# EXERCISE INSTRUCTIONS
Rewrite the records that follow, replacing every "legend-swatch" with "legend-marker" and keeping all else unchanged. Omit the pictures from your output.

# INPUT FOR THIS TASK
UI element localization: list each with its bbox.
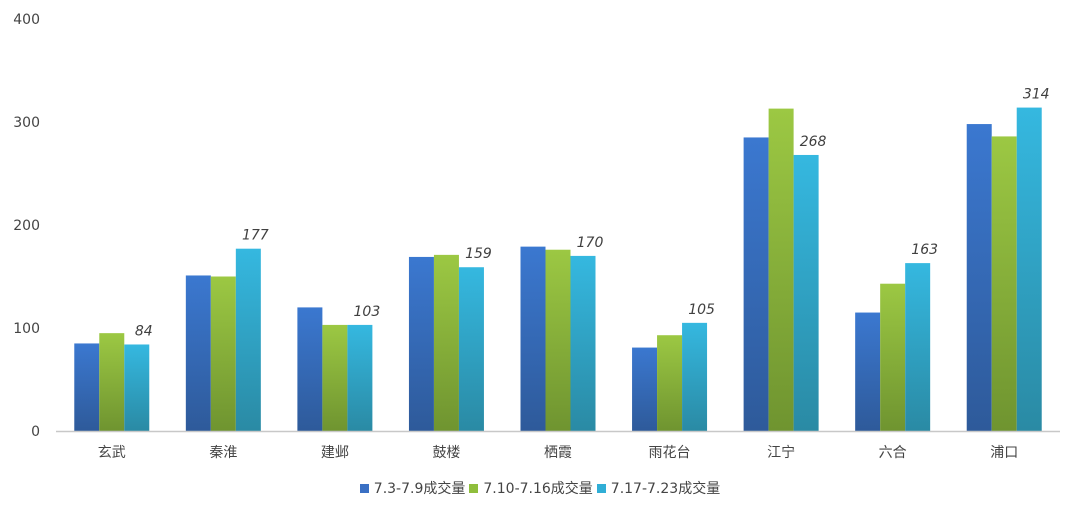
bar xyxy=(433,254,459,431)
x-tick-label: 六合 xyxy=(879,445,907,461)
legend-item: 7.17-7.23成交量 xyxy=(596,478,721,498)
bar xyxy=(99,333,125,431)
data-label: 159 xyxy=(465,246,492,262)
bar xyxy=(855,312,881,431)
bars xyxy=(74,107,1042,432)
legend-swatch xyxy=(359,483,369,493)
y-tick-label: 0 xyxy=(31,424,40,440)
bar xyxy=(520,246,546,431)
x-axis: 玄武 秦淮 建邺 鼓楼 栖霞 雨花台 江宁 六合 浦口 xyxy=(98,444,1018,461)
x-tick-label: 江宁 xyxy=(767,444,795,461)
data-label: 170 xyxy=(577,235,604,251)
bar xyxy=(991,136,1017,432)
bar xyxy=(905,263,931,431)
data-label: 314 xyxy=(1023,87,1050,103)
bar xyxy=(545,249,571,431)
x-tick-label: 玄武 xyxy=(98,444,126,461)
bar xyxy=(682,322,708,431)
bar xyxy=(570,255,596,431)
y-tick-label: 300 xyxy=(13,115,40,131)
data-label: 105 xyxy=(688,302,715,318)
bar xyxy=(793,154,819,431)
x-tick-label: 浦口 xyxy=(990,445,1018,461)
legend-label: 7.17-7.23成交量 xyxy=(610,481,721,497)
legend-swatch xyxy=(469,483,479,493)
bar xyxy=(124,344,150,431)
data-label: 268 xyxy=(800,134,827,150)
y-axis: 0 100 200 300 400 xyxy=(13,12,40,440)
bar xyxy=(768,108,794,432)
x-tick-label: 雨花台 xyxy=(649,445,691,461)
y-tick-label: 400 xyxy=(13,12,40,28)
bar xyxy=(657,335,683,431)
bar xyxy=(1016,107,1042,431)
bar xyxy=(880,283,906,431)
bar xyxy=(632,347,658,431)
data-label: 103 xyxy=(354,304,381,320)
bar xyxy=(408,256,434,431)
bar xyxy=(458,267,484,431)
x-tick-label: 秦淮 xyxy=(209,445,237,461)
legend: 7.3-7.9成交量 7.10-7.16成交量 7.17-7.23成交量 xyxy=(0,478,1080,498)
x-tick-label: 栖霞 xyxy=(544,445,572,461)
data-label: 84 xyxy=(135,323,153,339)
bar xyxy=(322,324,348,431)
bar xyxy=(743,137,769,431)
data-label: 177 xyxy=(242,228,269,244)
bar xyxy=(966,124,992,431)
x-tick-label: 建邺 xyxy=(321,445,349,461)
x-tick-label: 鼓楼 xyxy=(432,445,460,461)
legend-swatch xyxy=(596,483,606,493)
legend-item: 7.3-7.9成交量 xyxy=(359,478,466,498)
bar xyxy=(347,324,373,431)
bar xyxy=(235,248,261,431)
bar xyxy=(185,275,211,431)
y-tick-label: 200 xyxy=(13,218,40,234)
y-tick-label: 100 xyxy=(13,321,40,337)
bar xyxy=(74,343,100,431)
data-labels: 84 177 103 159 170 105 268 163 314 xyxy=(135,87,1050,340)
legend-label: 7.3-7.9成交量 xyxy=(373,481,466,497)
bar xyxy=(297,307,323,431)
legend-item: 7.10-7.16成交量 xyxy=(469,478,593,498)
legend-label: 7.10-7.16成交量 xyxy=(483,481,593,497)
bar xyxy=(210,276,236,431)
data-label: 163 xyxy=(911,242,938,258)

# TASK RESULT
UI element localization: list each with its bbox.
bar xyxy=(433,254,459,431)
x-tick-label: 六合 xyxy=(879,445,907,461)
legend-item: 7.17-7.23成交量 xyxy=(596,478,721,498)
bar xyxy=(99,333,125,431)
data-label: 159 xyxy=(465,246,492,262)
bar xyxy=(855,312,881,431)
bars xyxy=(74,107,1042,432)
legend-marker xyxy=(359,483,369,493)
y-tick-label: 0 xyxy=(31,424,40,440)
bar xyxy=(520,246,546,431)
x-axis: 玄武 秦淮 建邺 鼓楼 栖霞 雨花台 江宁 六合 浦口 xyxy=(98,444,1018,461)
x-tick-label: 江宁 xyxy=(767,444,795,461)
data-label: 170 xyxy=(577,235,604,251)
bar xyxy=(991,136,1017,432)
bar xyxy=(905,263,931,431)
data-label: 314 xyxy=(1023,87,1050,103)
bar xyxy=(545,249,571,431)
x-tick-label: 玄武 xyxy=(98,444,126,461)
bar xyxy=(682,322,708,431)
bar xyxy=(570,255,596,431)
y-tick-label: 300 xyxy=(13,115,40,131)
data-label: 105 xyxy=(688,302,715,318)
bar xyxy=(793,154,819,431)
x-tick-label: 浦口 xyxy=(990,445,1018,461)
legend-label: 7.17-7.23成交量 xyxy=(610,481,721,497)
legend-marker xyxy=(469,483,479,493)
bar xyxy=(124,344,150,431)
data-label: 268 xyxy=(800,134,827,150)
y-axis: 0 100 200 300 400 xyxy=(13,12,40,440)
bar xyxy=(768,108,794,432)
x-tick-label: 雨花台 xyxy=(649,445,691,461)
y-tick-label: 400 xyxy=(13,12,40,28)
bar xyxy=(657,335,683,431)
bar xyxy=(1016,107,1042,431)
bar xyxy=(880,283,906,431)
bar xyxy=(632,347,658,431)
data-label: 103 xyxy=(354,304,381,320)
bar xyxy=(408,256,434,431)
bar xyxy=(458,267,484,431)
x-tick-label: 秦淮 xyxy=(209,445,237,461)
legend: 7.3-7.9成交量 7.10-7.16成交量 7.17-7.23成交量 xyxy=(0,478,1080,498)
x-tick-label: 栖霞 xyxy=(544,445,572,461)
data-label: 84 xyxy=(135,323,153,339)
bar xyxy=(322,324,348,431)
bar xyxy=(743,137,769,431)
data-label: 177 xyxy=(242,228,269,244)
bar xyxy=(966,124,992,431)
x-tick-label: 建邺 xyxy=(321,445,349,461)
x-tick-label: 鼓楼 xyxy=(432,445,460,461)
legend-marker xyxy=(596,483,606,493)
legend-item: 7.3-7.9成交量 xyxy=(359,478,466,498)
bar xyxy=(347,324,373,431)
bar xyxy=(235,248,261,431)
bar xyxy=(185,275,211,431)
y-tick-label: 200 xyxy=(13,218,40,234)
y-tick-label: 100 xyxy=(13,321,40,337)
bar xyxy=(74,343,100,431)
data-labels: 84 177 103 159 170 105 268 163 314 xyxy=(135,87,1050,340)
legend-label: 7.3-7.9成交量 xyxy=(373,481,466,497)
bar xyxy=(297,307,323,431)
legend-item: 7.10-7.16成交量 xyxy=(469,478,593,498)
legend-label: 7.10-7.16成交量 xyxy=(483,481,593,497)
bar xyxy=(210,276,236,431)
data-label: 163 xyxy=(911,242,938,258)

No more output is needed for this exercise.